## Start

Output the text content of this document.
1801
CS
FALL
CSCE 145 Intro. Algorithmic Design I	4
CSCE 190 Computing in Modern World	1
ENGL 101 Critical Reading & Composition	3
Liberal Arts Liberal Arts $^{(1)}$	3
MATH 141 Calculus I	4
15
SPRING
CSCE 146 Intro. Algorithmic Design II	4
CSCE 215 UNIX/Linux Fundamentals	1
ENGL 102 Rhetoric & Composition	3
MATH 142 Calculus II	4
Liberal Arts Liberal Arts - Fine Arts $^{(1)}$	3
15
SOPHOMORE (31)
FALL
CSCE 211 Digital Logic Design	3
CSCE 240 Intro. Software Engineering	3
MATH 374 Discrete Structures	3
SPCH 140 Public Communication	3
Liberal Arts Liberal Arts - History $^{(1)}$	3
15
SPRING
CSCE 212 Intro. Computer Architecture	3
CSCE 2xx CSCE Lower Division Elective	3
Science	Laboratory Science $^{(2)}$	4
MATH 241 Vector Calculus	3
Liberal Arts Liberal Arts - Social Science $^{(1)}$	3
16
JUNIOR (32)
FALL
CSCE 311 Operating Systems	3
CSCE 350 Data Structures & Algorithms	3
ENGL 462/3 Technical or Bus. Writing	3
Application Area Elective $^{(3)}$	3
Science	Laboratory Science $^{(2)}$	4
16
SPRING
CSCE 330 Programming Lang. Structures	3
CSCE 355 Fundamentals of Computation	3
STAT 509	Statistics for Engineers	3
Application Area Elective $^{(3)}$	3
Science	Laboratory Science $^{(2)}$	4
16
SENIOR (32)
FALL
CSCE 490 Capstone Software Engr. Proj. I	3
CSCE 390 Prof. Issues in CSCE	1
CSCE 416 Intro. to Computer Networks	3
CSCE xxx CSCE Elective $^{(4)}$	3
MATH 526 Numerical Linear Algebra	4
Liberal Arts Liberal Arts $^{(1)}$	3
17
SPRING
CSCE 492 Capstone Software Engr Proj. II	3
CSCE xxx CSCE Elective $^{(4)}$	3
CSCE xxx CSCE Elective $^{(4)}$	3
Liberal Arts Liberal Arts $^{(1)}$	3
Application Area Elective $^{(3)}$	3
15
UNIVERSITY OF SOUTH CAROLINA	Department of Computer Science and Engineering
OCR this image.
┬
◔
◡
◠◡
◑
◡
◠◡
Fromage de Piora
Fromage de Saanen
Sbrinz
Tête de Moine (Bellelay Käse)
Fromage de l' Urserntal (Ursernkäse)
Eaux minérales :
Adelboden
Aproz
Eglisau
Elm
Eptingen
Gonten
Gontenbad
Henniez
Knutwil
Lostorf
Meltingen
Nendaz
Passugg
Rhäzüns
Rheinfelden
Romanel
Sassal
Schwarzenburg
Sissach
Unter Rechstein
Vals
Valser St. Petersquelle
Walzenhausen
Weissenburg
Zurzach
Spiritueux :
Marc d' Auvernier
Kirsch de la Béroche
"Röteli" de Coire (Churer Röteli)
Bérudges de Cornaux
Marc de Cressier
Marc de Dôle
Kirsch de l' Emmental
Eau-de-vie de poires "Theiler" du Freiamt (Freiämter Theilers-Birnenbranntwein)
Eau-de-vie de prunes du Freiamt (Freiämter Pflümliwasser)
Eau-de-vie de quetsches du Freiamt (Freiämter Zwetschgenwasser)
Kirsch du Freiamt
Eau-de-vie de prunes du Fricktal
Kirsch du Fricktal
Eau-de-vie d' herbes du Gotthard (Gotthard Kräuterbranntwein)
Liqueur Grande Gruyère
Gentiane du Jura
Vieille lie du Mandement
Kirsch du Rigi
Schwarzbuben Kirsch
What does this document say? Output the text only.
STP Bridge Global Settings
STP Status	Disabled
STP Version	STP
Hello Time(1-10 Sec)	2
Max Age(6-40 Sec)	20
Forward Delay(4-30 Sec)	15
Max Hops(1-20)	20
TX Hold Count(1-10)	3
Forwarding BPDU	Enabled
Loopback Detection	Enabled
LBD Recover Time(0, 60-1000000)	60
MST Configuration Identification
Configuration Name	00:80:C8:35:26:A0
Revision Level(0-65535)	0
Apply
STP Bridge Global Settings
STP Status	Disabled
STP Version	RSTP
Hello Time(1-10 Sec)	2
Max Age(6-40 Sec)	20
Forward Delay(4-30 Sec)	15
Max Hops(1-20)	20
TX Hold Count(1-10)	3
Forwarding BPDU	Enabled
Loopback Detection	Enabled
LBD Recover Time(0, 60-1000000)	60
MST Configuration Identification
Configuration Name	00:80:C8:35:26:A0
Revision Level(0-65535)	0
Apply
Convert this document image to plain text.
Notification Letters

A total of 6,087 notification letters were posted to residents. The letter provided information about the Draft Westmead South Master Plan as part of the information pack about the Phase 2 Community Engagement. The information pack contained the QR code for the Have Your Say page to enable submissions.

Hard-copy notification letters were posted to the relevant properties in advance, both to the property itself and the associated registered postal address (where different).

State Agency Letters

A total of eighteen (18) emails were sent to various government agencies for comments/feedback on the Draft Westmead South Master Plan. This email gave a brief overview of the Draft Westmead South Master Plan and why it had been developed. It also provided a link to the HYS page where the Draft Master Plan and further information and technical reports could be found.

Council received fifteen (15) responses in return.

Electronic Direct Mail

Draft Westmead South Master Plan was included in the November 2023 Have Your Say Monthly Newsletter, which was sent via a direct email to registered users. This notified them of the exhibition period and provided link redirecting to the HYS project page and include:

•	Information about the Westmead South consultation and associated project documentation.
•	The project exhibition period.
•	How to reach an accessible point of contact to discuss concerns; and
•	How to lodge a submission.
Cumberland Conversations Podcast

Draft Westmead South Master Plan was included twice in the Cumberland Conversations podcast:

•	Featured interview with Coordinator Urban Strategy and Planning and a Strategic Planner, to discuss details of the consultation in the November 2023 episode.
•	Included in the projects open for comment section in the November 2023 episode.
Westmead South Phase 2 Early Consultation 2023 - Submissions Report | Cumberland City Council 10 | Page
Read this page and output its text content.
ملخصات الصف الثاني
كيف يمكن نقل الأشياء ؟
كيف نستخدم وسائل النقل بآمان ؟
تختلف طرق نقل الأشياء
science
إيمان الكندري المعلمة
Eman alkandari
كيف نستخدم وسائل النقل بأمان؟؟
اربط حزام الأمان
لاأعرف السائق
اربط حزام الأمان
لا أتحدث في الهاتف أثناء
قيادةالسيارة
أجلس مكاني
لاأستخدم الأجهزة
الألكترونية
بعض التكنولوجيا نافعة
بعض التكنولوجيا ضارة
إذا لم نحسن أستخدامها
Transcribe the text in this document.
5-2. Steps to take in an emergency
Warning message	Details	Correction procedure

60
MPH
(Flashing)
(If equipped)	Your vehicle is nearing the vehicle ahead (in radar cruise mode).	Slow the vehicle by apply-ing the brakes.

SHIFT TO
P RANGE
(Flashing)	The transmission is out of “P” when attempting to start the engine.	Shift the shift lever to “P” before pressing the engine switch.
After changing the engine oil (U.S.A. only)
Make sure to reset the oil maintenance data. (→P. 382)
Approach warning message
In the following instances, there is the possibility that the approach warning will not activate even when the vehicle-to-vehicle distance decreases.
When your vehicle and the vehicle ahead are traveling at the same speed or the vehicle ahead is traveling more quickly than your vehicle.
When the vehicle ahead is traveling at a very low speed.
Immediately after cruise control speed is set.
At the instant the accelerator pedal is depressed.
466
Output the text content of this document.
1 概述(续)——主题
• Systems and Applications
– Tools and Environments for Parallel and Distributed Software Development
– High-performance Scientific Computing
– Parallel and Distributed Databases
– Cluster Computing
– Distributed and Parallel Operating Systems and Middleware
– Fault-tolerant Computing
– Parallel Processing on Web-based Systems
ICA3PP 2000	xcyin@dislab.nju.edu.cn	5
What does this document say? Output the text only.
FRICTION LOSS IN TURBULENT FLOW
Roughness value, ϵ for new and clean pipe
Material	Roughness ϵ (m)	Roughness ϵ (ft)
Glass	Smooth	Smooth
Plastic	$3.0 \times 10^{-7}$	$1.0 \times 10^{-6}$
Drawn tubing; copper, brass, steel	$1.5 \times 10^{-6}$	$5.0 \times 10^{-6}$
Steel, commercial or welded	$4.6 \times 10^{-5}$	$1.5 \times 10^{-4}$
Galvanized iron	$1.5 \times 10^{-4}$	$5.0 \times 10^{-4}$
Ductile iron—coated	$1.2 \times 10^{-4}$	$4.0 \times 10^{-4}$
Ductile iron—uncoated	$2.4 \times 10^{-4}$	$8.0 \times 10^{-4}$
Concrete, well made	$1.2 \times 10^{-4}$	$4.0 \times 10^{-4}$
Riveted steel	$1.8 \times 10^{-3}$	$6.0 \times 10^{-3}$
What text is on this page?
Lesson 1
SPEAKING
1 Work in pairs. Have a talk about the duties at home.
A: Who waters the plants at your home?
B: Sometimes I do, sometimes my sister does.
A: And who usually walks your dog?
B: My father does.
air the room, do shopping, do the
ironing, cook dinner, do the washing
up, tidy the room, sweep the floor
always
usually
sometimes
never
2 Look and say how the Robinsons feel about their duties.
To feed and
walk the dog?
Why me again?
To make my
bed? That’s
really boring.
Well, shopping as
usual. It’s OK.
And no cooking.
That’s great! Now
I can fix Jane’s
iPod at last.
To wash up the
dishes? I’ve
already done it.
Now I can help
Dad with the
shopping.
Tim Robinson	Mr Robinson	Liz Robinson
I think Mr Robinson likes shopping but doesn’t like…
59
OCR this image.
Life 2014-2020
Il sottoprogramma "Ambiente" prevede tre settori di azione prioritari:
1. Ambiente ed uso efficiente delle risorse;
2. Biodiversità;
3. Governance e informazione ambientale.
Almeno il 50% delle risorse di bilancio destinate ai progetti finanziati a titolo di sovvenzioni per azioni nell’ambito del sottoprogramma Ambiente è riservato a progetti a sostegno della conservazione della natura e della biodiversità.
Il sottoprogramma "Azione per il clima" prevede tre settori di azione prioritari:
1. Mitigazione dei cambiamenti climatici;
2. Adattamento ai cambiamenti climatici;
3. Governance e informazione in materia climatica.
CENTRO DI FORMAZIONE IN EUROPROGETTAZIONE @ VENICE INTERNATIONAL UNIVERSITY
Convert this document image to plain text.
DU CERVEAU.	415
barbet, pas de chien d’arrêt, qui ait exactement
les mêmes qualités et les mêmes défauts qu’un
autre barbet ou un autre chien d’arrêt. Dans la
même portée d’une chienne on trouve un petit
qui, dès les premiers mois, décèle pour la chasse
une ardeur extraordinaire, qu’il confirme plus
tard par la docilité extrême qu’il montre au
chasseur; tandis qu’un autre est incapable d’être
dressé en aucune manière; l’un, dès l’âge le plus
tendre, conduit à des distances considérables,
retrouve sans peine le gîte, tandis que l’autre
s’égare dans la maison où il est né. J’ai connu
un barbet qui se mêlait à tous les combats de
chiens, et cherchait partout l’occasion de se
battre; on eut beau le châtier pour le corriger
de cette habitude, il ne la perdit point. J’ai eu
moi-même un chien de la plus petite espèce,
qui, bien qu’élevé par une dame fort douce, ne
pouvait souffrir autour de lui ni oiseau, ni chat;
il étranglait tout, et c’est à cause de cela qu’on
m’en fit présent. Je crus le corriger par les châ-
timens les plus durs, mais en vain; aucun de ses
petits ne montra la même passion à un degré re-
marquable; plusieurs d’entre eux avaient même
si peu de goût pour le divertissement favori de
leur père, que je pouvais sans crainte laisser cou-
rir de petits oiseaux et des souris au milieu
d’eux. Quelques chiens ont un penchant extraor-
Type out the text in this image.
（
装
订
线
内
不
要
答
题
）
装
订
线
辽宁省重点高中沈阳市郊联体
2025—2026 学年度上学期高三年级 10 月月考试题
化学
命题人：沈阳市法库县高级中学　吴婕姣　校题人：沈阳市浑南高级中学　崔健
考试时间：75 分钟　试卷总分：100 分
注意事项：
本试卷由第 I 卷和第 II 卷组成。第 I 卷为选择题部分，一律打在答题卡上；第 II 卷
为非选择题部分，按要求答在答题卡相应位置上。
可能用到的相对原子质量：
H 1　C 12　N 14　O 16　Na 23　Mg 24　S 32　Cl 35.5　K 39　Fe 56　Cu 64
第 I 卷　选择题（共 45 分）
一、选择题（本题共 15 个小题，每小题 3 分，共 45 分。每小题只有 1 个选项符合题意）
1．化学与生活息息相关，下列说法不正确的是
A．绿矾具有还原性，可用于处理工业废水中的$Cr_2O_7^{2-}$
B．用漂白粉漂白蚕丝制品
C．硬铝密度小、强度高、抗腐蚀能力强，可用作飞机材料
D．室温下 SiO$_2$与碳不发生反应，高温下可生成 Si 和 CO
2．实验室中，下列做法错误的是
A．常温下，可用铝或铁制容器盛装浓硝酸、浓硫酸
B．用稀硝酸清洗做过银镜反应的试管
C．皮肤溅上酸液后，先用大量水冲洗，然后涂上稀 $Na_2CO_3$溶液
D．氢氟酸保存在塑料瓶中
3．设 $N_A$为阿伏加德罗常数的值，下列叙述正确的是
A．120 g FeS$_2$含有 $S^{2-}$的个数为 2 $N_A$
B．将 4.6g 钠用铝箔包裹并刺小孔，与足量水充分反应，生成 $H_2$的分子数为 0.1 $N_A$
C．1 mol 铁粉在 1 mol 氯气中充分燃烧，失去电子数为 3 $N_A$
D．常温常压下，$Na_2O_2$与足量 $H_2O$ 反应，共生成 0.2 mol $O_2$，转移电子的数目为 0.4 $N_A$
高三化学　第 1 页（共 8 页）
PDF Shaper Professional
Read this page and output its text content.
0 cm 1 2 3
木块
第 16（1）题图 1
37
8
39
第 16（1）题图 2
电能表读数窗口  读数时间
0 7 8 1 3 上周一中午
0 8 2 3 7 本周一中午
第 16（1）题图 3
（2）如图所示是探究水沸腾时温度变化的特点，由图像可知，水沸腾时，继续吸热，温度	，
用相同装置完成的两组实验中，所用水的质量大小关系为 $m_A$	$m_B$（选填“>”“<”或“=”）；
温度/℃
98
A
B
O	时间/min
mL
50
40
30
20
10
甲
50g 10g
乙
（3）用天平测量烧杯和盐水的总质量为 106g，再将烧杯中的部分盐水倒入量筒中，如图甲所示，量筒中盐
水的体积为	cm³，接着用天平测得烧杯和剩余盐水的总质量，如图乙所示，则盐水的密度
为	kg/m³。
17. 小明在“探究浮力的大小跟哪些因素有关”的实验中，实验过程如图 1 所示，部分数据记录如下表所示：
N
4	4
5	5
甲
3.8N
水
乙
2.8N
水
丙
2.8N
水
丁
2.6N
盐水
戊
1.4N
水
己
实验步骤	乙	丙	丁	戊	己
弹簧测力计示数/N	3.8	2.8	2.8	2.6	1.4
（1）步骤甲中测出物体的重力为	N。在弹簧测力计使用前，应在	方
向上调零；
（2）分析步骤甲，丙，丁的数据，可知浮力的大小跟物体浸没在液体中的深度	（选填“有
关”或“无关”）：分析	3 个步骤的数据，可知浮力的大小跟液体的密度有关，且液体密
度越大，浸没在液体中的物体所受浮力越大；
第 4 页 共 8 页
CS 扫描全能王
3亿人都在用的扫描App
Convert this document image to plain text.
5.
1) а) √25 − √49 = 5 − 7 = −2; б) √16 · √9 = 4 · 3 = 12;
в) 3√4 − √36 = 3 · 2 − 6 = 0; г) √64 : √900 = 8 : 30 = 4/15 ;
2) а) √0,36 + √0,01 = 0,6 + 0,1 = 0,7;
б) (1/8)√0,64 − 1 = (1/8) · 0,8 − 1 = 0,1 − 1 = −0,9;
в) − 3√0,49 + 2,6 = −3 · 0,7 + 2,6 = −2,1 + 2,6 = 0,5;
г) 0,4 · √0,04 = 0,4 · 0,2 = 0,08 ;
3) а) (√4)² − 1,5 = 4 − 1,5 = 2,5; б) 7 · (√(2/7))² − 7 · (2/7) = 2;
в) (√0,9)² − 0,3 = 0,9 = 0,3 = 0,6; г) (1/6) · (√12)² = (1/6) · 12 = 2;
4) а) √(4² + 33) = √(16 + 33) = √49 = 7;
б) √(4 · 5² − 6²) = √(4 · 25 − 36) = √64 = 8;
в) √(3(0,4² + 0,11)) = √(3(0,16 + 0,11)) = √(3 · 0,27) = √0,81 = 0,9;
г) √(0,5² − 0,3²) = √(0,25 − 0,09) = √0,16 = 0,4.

## End

_Short problem_
How many lines in the records above contain the word "risorse"? Reply with the number alone.

_Solution_
2